Lamm im Heu

Hauptgericht für 4 Personen von Peter Wagner

Lamm im Heu

Zu Ostern kommt der Hase. Nein, nicht als Eierbringer, sondern im Schmortopf auf den Tisch. Als Braten fast so beliebt wie das legendäre Osterlamm. Beides, also Babyschaf und Eiernest, kommt heute aus unserem Backofen: Lamm im Heu.

 

Lämmer, Schafe und Ziegen sind seit jeher als die friedfertigsten aller Nutztiere bekannt. Deshalb fanden sie nicht nur als Adjektive wie „lammfromm“ oder „schäfchenweich“ Einzug in unsere Alltagssprache – sie wurden in früheren Zeiten auch genau wegen dieser Charaktereigenschaft gern den Göttern geopfert. Ein naheliegender Gedanke, mit dem Tod des sanftmütigsten aller Geschöpfe – Jesus selbst gilt den Christen als „Lamm Gottes“ – bei den himmlischen Mächten um Vergebung für die Sünden zu bitten.

 

Es werden zwar bis heute überall auf der Welt zu religiösen Festen Lämmer geschlachtet, aber wenigstens essen wir sie heute auf, anstatt sie auf einem Scheiterhaufen gen Himmel rauchen zu lassen. Die abendländisch-christliche Tradition des Osterlammes macht kulinarisch gesehen aber nur bedingt Sinn. Einerseits darf am Ostersamstag nach Ende der Fastenzeit wieder Fleisch gegessen werden, und da kommt der im Frühwinter geborene Schafsnachwuchs mt seinen auf den ersten Biss ja wunderbar zarten Stücken gerade recht.

 

Andererseits gilt der recht verhaltene Grundgeschmack dieser „Milchlämmer“, die den Winter über fast ausschließlich von der Muttermilch ernährt wurden und bis Ostern noch keine grüne Weide gesehen, geschweige denn abgefressen haben können, bei Freunden von kräftigen Fleischaromen als eher langweilig. In der Tat schmeckt das Fleisch der im Spätherbst geschlachteten Lämmer aus Frühjahrswürfen weitaus interessanter, auch weil die Tiere sich ausschließlich draußen bewegt und ernährt haben.

 

Ein echter Oster-Geheimtipp ist deshalb das Fleisch von „Frühjahreslämmern“ aus dem Vorjahr, die nach sechs Monaten auf Weide und Kräuterwiese noch einen Winter lang im Stall ausreifen konnten. Diese Ware ist im regulären Handel zwar so gut wie nicht erhältlich, aber eine Nachfrage bei den diversen selbstvermarktenden Schäfern in Deutschland www.aid.de/inhalt/gesunde-schafe-auf-der-weide-889.html kann sich lohnen. Denn das Muskelfleisch dieser zwischen 14 und 16 Monaten alten Tiere ist noch immer schön zart, aber geschmackshaltiger als das von den Sechsmonatigen. Offiziell dürfen sie in Deutschland aber nicht als „Lamm“, sondern nur als „Jungschaf“ verkauft werden.

• [Bereitgestelltes Material]:

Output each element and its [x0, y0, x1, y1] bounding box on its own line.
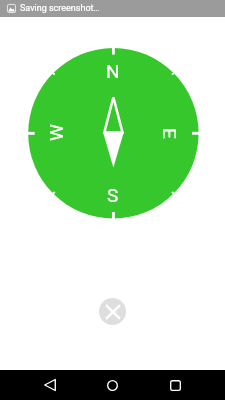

• [Aufgaben]:
[A] Schreiben Sie aus dem Text über das Osterlamm die Stelle ab, die mit „Andererseits gilt der“ beginnt und sich bis „und ernährt haben.“ erstreckt.
[B] Entscheiden Sie für jede Aussage, ob sie mit dem Text über das Osterlamm übereinstimmt, und belegen Sie Ihr Ja oder Nein mit einem wörtlichen Zitat daraus. (i) Tiere im Alter von 14 bis 16 Monaten dürfen in Deutschland als „Lamm“ verkauft werden. (ii) Die „Milchlämmer“ wurden den Winter über fast nur mit Muttermilch ernährt. (iii) Das Fleisch der „Frühjahreslämmer“ aus dem Vorjahr bekommt man im regulären Handel ohne Weiteres.
[C] Wie lange waren die „Frühjahreslämmer“ aus dem Vorjahr laut dem Text über das Osterlamm auf Weide und Kräuterwiese?
Das Material hat mit dem Text über das Osterlamm nichts zu tun.

• [Vollständige Lösungen]:
[A]
Andererseits gilt der recht verhaltene Grundgeschmack dieser „Milchlämmer“, die den Winter über fast ausschließlich von der Muttermilch ernährt wurden und bis Ostern noch keine grüne Weide gesehen, geschweige denn abgefressen haben können, bei Freunden von kräftigen Fleischaromen als eher langweilig. In der Tat schmeckt das Fleisch der im Spätherbst geschlachteten Lämmer aus Frühjahrswürfen weitaus interessanter, auch weil die Tiere sich ausschließlich draußen bewegt und ernährt haben.

[B]
(i) Nein: „Offiziell dürfen sie in Deutschland aber nicht als „Lamm“, sondern nur als „Jungschaf“ verkauft werden.“
(ii) Ja: „die den Winter über fast ausschließlich von der Muttermilch ernährt wurden“
(iii) Nein: „Diese Ware ist im regulären Handel zwar so gut wie nicht erhältlich“

[C] Sechs Monate lang.